Copy the data exactly as it appears, and do not include any pictures.

── Listing ──

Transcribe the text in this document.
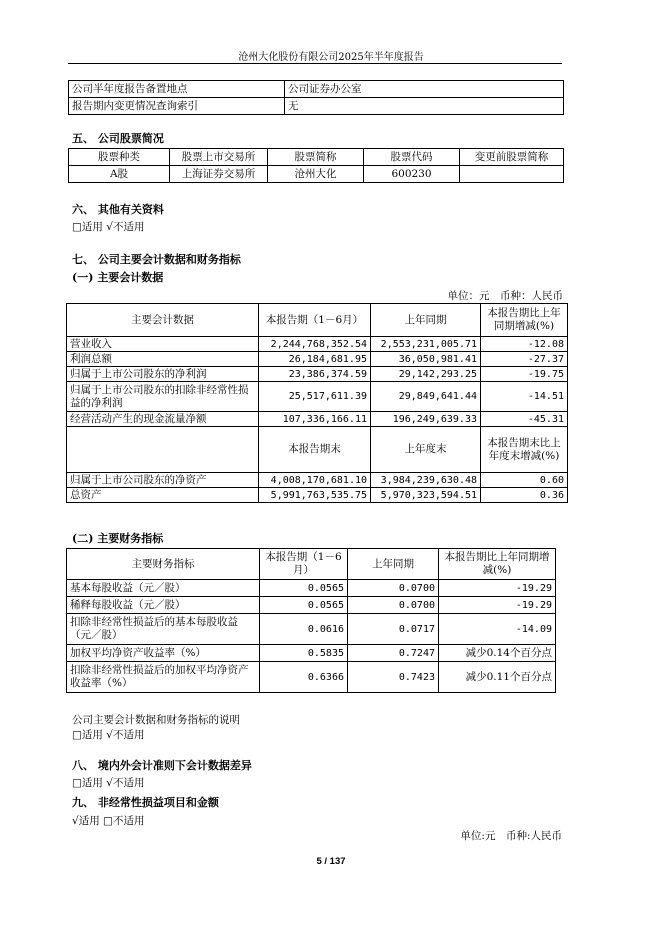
沧州大化股份有限公司2025年半年度报告
公司半年度报告备置地点	公司证券办公室
报告期内变更情况查询索引	无
五、 公司股票简况
股票种类	股票上市交易所	股票简称	股票代码	变更前股票简称
A股	上海证券交易所	沧州大化	600230	
六、 其他有关资料
□适用 √不适用
七、 公司主要会计数据和财务指标
(一) 主要会计数据
单位：元　币种：人民币
主要会计数据	本报告期（1－6月）	上年同期	本报告期比上年同期增减(%)
营业收入	2,244,768,352.54	2,553,231,005.71	-12.08
利润总额	26,184,681.95	36,050,981.41	-27.37
归属于上市公司股东的净利润	23,386,374.59	29,142,293.25	-19.75
归属于上市公司股东的扣除非经常性损益的净利润	25,517,611.39	29,849,641.44	-14.51
经营活动产生的现金流量净额	107,336,166.11	196,249,639.33	-45.31
	本报告期末	上年度末	本报告期末比上年度末增减(%)
归属于上市公司股东的净资产	4,008,170,681.10	3,984,239,630.48	0.60
总资产	5,991,763,535.75	5,970,323,594.51	0.36
(二) 主要财务指标
主要财务指标	本报告期（1－6月）	上年同期	本报告期比上年同期增减(%)
基本每股收益（元／股）	0.0565	0.0700	-19.29
稀释每股收益（元／股）	0.0565	0.0700	-19.29
扣除非经常性损益后的基本每股收益（元／股）	0.0616	0.0717	-14.09
加权平均净资产收益率（%）	0.5835	0.7247	减少0.14个百分点
扣除非经常性损益后的加权平均净资产收益率（%）	0.6366	0.7423	减少0.11个百分点
公司主要会计数据和财务指标的说明
□适用 √不适用
八、 境内外会计准则下会计数据差异
□适用 √不适用
九、 非经常性损益项目和金额
√适用 □不适用
单位:元　币种:人民币
5 / 137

───

» **Written response**:
Transcribe the text in this document.
沧州大化股份有限公司2025年半年度报告
公司半年度报告备置地点	公司证券办公室
报告期内变更情况查询索引	无
五、 公司股票简况
股票种类	股票上市交易所	股票简称	股票代码	变更前股票简称
A股	上海证券交易所	沧州大化	600230	
六、 其他有关资料
□适用 √不适用
七、 公司主要会计数据和财务指标
(一) 主要会计数据
单位：元　币种：人民币
主要会计数据	本报告期（1－6月）	上年同期	本报告期比上年同期增减(%)
营业收入	2,244,768,352.54	2,553,231,005.71	-12.08
利润总额	26,184,681.95	36,050,981.41	-27.37
归属于上市公司股东的净利润	23,386,374.59	29,142,293.25	-19.75
归属于上市公司股东的扣除非经常性损益的净利润	25,517,611.39	29,849,641.44	-14.51
经营活动产生的现金流量净额	107,336,166.11	196,249,639.33	-45.31
	本报告期末	上年度末	本报告期末比上年度末增减(%)
归属于上市公司股东的净资产	4,008,170,681.10	3,984,239,630.48	0.60
总资产	5,991,763,535.75	5,970,323,594.51	0.36
(二) 主要财务指标
主要财务指标	本报告期（1－6月）	上年同期	本报告期比上年同期增减(%)
基本每股收益（元／股）	0.0565	0.0700	-19.29
稀释每股收益（元／股）	0.0565	0.0700	-19.29
扣除非经常性损益后的基本每股收益（元／股）	0.0616	0.0717	-14.09
加权平均净资产收益率（%）	0.5835	0.7247	减少0.14个百分点
扣除非经常性损益后的加权平均净资产收益率（%）	0.6366	0.7423	减少0.11个百分点
公司主要会计数据和财务指标的说明
□适用 √不适用
八、 境内外会计准则下会计数据差异
□适用 √不适用
九、 非经常性损益项目和金额
√适用 □不适用
单位:元　币种:人民币
5 / 137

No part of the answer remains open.